_Stated goal_
Below are some records; repeat them all exactly, minus the pictures.

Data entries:

- - -

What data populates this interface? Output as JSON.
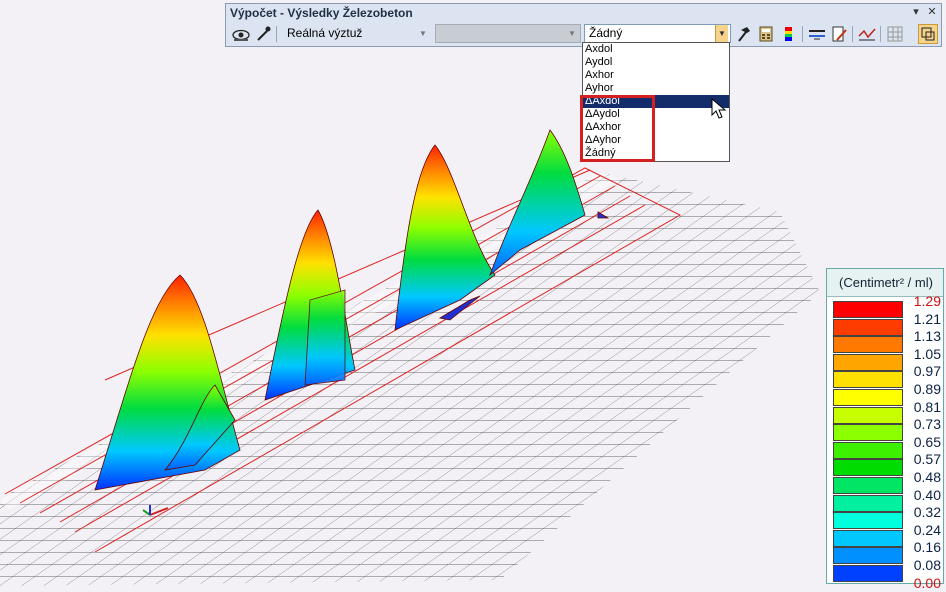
{
  "window": {
    "title": "Výpočet - Výsledky Železobeton",
    "pin_icon": "▾",
    "close_icon": "✕"
  },
  "toolbar": {
    "select_reinforcement": "Reálná výztuž",
    "select_second": "",
    "select_result": "Žádný",
    "icons": [
      "eye-settings-icon",
      "pipette-icon",
      "hammer-icon",
      "calculator-icon",
      "color-scale-icon",
      "filter-icon",
      "document-edit-icon",
      "diagram-icon",
      "grid-icon",
      "select-mode-icon"
    ]
  },
  "dropdown": {
    "options": [
      "Axdol",
      "Aydol",
      "Axhor",
      "Ayhor",
      "ΔAxdol",
      "ΔAydol",
      "ΔAxhor",
      "ΔAyhor",
      "Žádný"
    ],
    "selected_index": 4
  },
  "legend": {
    "unit": "(Centimetr² / ml)",
    "values": [
      "1.29",
      "1.21",
      "1.13",
      "1.05",
      "0.97",
      "0.89",
      "0.81",
      "0.73",
      "0.65",
      "0.57",
      "0.48",
      "0.40",
      "0.32",
      "0.24",
      "0.16",
      "0.08",
      "0.00"
    ],
    "colors": [
      "#ff0000",
      "#ff3c00",
      "#ff7800",
      "#ffa500",
      "#ffe100",
      "#ffff00",
      "#c8ff00",
      "#8cff00",
      "#3cf000",
      "#00dc00",
      "#00e664",
      "#00f0a0",
      "#00ffdc",
      "#00c8ff",
      "#0090ff",
      "#0040ff",
      "#0000ff"
    ]
  }
}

- - -

_Full response_
What data populates this interface? Output as JSON.
{
  "window": {
    "title": "Výpočet - Výsledky Železobeton",
    "pin_icon": "▾",
    "close_icon": "✕"
  },
  "toolbar": {
    "select_reinforcement": "Reálná výztuž",
    "select_second": "",
    "select_result": "Žádný",
    "icons": [
      "eye-settings-icon",
      "pipette-icon",
      "hammer-icon",
      "calculator-icon",
      "color-scale-icon",
      "filter-icon",
      "document-edit-icon",
      "diagram-icon",
      "grid-icon",
      "select-mode-icon"
    ]
  },
  "dropdown": {
    "options": [
      "Axdol",
      "Aydol",
      "Axhor",
      "Ayhor",
      "ΔAxdol",
      "ΔAydol",
      "ΔAxhor",
      "ΔAyhor",
      "Žádný"
    ],
    "selected_index": 4
  },
  "legend": {
    "unit": "(Centimetr² / ml)",
    "values": [
      "1.29",
      "1.21",
      "1.13",
      "1.05",
      "0.97",
      "0.89",
      "0.81",
      "0.73",
      "0.65",
      "0.57",
      "0.48",
      "0.40",
      "0.32",
      "0.24",
      "0.16",
      "0.08",
      "0.00"
    ],
    "colors": [
      "#ff0000",
      "#ff3c00",
      "#ff7800",
      "#ffa500",
      "#ffe100",
      "#ffff00",
      "#c8ff00",
      "#8cff00",
      "#3cf000",
      "#00dc00",
      "#00e664",
      "#00f0a0",
      "#00ffdc",
      "#00c8ff",
      "#0090ff",
      "#0040ff",
      "#0000ff"
    ]
  }
}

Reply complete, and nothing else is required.